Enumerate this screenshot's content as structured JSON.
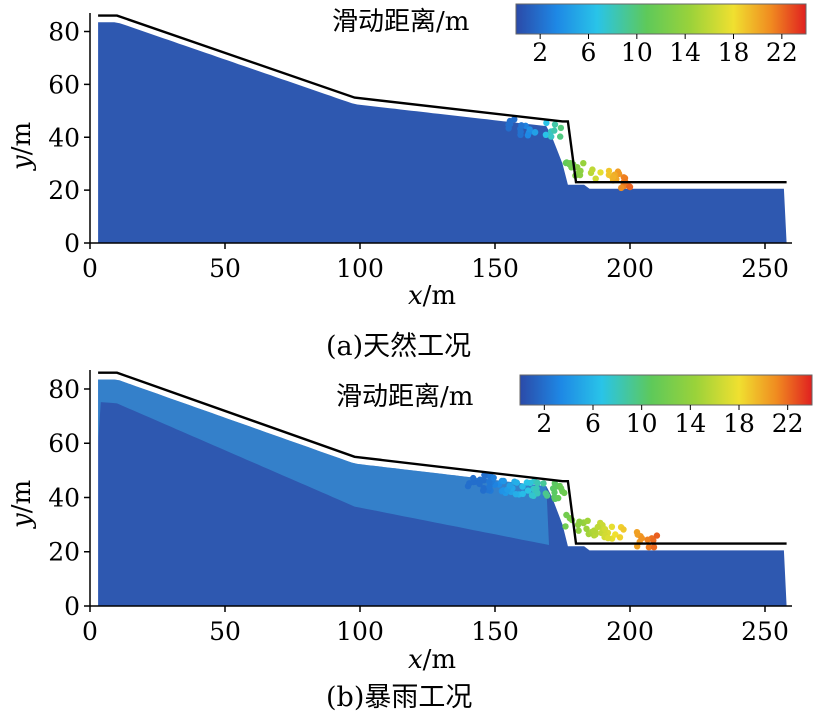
{
  "chart_data": [
    {
      "type": "heatmap",
      "subtype": "particle-scatter with slope profile",
      "caption": "(a)天然工况",
      "xlabel": "x/m",
      "ylabel": "y/m",
      "xlim": [
        0,
        260
      ],
      "ylim": [
        0,
        87
      ],
      "xticks": [
        0,
        50,
        100,
        150,
        200,
        250
      ],
      "yticks": [
        0,
        20,
        40,
        60,
        80
      ],
      "colorbar": {
        "title": "滑动距离/m",
        "ticks": [
          2,
          6,
          10,
          14,
          18,
          22
        ],
        "colors": [
          "#2b4aa8",
          "#1e88e5",
          "#29c4e8",
          "#5ec95a",
          "#9ad23a",
          "#f0e030",
          "#f08a20",
          "#e02020"
        ]
      },
      "slope_profile": {
        "x": [
          3,
          10,
          98,
          175,
          177,
          180,
          258
        ],
        "y": [
          86,
          86,
          55,
          46,
          46,
          23,
          23
        ]
      },
      "sliding_zone": {
        "x_range": [
          155,
          200
        ],
        "max_displacement": 22
      },
      "grid": false,
      "legend": "top-right"
    },
    {
      "type": "heatmap",
      "subtype": "particle-scatter with slope profile",
      "caption": "(b)暴雨工况",
      "xlabel": "x/m",
      "ylabel": "y/m",
      "xlim": [
        0,
        260
      ],
      "ylim": [
        0,
        87
      ],
      "xticks": [
        0,
        50,
        100,
        150,
        200,
        250
      ],
      "yticks": [
        0,
        20,
        40,
        60,
        80
      ],
      "colorbar": {
        "title": "滑动距离/m",
        "ticks": [
          2,
          6,
          10,
          14,
          18,
          22
        ],
        "colors": [
          "#2b4aa8",
          "#1e88e5",
          "#29c4e8",
          "#5ec95a",
          "#9ad23a",
          "#f0e030",
          "#f08a20",
          "#e02020"
        ]
      },
      "slope_profile": {
        "x": [
          3,
          10,
          98,
          175,
          177,
          180,
          258
        ],
        "y": [
          86,
          86,
          55,
          46,
          46,
          23,
          23
        ]
      },
      "sliding_zone": {
        "x_range": [
          140,
          210
        ],
        "max_displacement": 22
      },
      "grid": false,
      "legend": "top-right"
    }
  ]
}
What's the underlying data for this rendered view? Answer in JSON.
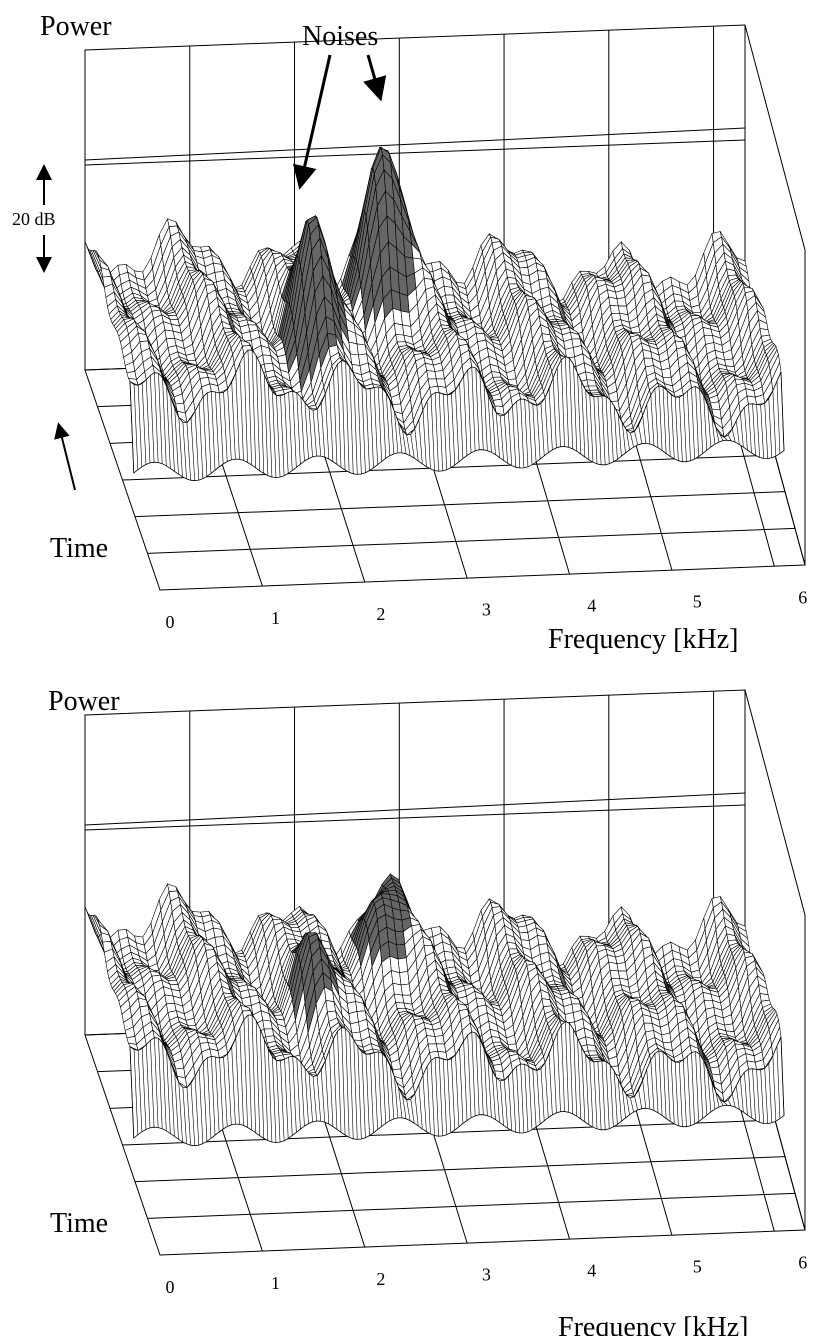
{
  "panels": [
    {
      "power": "Power",
      "noises": "Noises",
      "scale": "20 dB",
      "time": "Time",
      "frequency": "Frequency [kHz]",
      "ticks": [
        0,
        1,
        2,
        3,
        4,
        5,
        6
      ]
    },
    {
      "power": "Power",
      "time": "Time",
      "frequency": "Frequency [kHz]",
      "ticks": [
        0,
        1,
        2,
        3,
        4,
        5,
        6
      ]
    }
  ]
}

#####

Write out the full set of lines verbatim, without the pictures.

Response for this exercise:
Enumerate this screenshot's content as structured JSON.
{
  "chart_data": [
    {
      "type": "heatmap",
      "subtype": "particle-scatter with slope profile",
      "caption": "(a)天然工况",
      "xlabel": "x/m",
      "ylabel": "y/m",
      "xlim": [
        0,
        260
      ],
      "ylim": [
        0,
        87
      ],
      "xticks": [
        0,
        50,
        100,
        150,
        200,
        250
      ],
      "yticks": [
        0,
        20,
        40,
        60,
        80
      ],
      "colorbar": {
        "title": "滑动距离/m",
        "ticks": [
          2,
          6,
          10,
          14,
          18,
          22
        ],
        "colors": [
          "#2b4aa8",
          "#1e88e5",
          "#29c4e8",
          "#5ec95a",
          "#9ad23a",
          "#f0e030",
          "#f08a20",
          "#e02020"
        ]
      },
      "slope_profile": {
        "x": [
          3,
          10,
          98,
          175,
          177,
          180,
          258
        ],
        "y": [
          86,
          86,
          55,
          46,
          46,
          23,
          23
        ]
      },
      "sliding_zone": {
        "x_range": [
          155,
          200
        ],
        "max_displacement": 22
      },
      "grid": false,
      "legend": "top-right"
    },
    {
      "type": "heatmap",
      "subtype": "particle-scatter with slope profile",
      "caption": "(b)暴雨工况",
      "xlabel": "x/m",
      "ylabel": "y/m",
      "xlim": [
        0,
        260
      ],
      "ylim": [
        0,
        87
      ],
      "xticks": [
        0,
        50,
        100,
        150,
        200,
        250
      ],
      "yticks": [
        0,
        20,
        40,
        60,
        80
      ],
      "colorbar": {
        "title": "滑动距离/m",
        "ticks": [
          2,
          6,
          10,
          14,
          18,
          22
        ],
        "colors": [
          "#2b4aa8",
          "#1e88e5",
          "#29c4e8",
          "#5ec95a",
          "#9ad23a",
          "#f0e030",
          "#f08a20",
          "#e02020"
        ]
      },
      "slope_profile": {
        "x": [
          3,
          10,
          98,
          175,
          177,
          180,
          258
        ],
        "y": [
          86,
          86,
          55,
          46,
          46,
          23,
          23
        ]
      },
      "sliding_zone": {
        "x_range": [
          140,
          210
        ],
        "max_displacement": 22
      },
      "grid": false,
      "legend": "top-right"
    }
  ]
}
What's the underlying data for this rendered view? Answer in JSON.
{
  "panels": [
    {
      "power": "Power",
      "noises": "Noises",
      "scale": "20 dB",
      "time": "Time",
      "frequency": "Frequency [kHz]",
      "ticks": [
        0,
        1,
        2,
        3,
        4,
        5,
        6
      ]
    },
    {
      "power": "Power",
      "time": "Time",
      "frequency": "Frequency [kHz]",
      "ticks": [
        0,
        1,
        2,
        3,
        4,
        5,
        6
      ]
    }
  ]
}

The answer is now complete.